## PROBLEM DETAILS
The records below are made of lines; count those holding the word "support" and give the number only.

## RAW RECORDS
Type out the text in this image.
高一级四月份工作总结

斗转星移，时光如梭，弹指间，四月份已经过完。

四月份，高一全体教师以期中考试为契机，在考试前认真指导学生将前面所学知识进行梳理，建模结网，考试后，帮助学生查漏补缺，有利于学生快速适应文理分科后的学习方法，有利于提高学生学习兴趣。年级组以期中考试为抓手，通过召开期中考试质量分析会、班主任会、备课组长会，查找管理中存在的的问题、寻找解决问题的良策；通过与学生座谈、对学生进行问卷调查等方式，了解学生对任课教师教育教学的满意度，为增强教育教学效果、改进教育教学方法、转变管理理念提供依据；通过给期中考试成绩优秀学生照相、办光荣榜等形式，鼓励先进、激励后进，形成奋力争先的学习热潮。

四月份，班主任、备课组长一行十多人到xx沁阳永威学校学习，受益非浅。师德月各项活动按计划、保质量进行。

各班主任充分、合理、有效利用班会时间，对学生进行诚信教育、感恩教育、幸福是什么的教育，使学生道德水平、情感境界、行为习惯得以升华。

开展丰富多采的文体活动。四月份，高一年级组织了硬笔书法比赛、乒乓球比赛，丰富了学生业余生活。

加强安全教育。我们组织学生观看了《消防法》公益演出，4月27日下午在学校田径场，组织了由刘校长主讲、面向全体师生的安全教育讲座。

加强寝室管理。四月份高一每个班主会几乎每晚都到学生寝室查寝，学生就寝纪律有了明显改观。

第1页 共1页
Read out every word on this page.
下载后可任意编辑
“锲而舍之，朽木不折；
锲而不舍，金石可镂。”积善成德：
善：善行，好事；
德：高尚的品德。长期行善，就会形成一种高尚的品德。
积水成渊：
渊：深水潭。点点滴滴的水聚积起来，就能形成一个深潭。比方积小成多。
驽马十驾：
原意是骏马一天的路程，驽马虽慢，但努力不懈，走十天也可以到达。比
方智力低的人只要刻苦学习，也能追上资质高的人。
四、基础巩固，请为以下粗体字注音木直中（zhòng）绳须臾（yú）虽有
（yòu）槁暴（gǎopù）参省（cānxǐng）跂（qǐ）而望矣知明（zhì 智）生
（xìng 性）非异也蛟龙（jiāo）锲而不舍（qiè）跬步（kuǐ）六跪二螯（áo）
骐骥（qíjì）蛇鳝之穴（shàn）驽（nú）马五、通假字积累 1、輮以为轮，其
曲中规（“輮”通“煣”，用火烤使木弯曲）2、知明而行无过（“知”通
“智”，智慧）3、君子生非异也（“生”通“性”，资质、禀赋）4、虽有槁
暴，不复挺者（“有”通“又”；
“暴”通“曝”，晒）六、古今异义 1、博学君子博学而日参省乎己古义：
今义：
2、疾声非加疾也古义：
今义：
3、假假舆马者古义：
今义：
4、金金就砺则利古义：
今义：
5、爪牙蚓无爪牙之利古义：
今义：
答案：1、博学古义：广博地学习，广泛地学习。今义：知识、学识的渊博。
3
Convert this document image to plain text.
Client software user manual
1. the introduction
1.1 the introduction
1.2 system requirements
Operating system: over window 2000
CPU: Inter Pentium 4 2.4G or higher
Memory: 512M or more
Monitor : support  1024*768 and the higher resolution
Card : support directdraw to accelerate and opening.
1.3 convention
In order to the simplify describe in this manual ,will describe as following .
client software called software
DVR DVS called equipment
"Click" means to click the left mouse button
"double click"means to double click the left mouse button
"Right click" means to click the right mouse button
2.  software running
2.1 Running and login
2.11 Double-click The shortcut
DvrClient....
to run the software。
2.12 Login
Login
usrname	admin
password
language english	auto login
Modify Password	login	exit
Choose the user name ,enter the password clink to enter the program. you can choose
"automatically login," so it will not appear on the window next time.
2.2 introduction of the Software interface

## TASK OUTPUT
2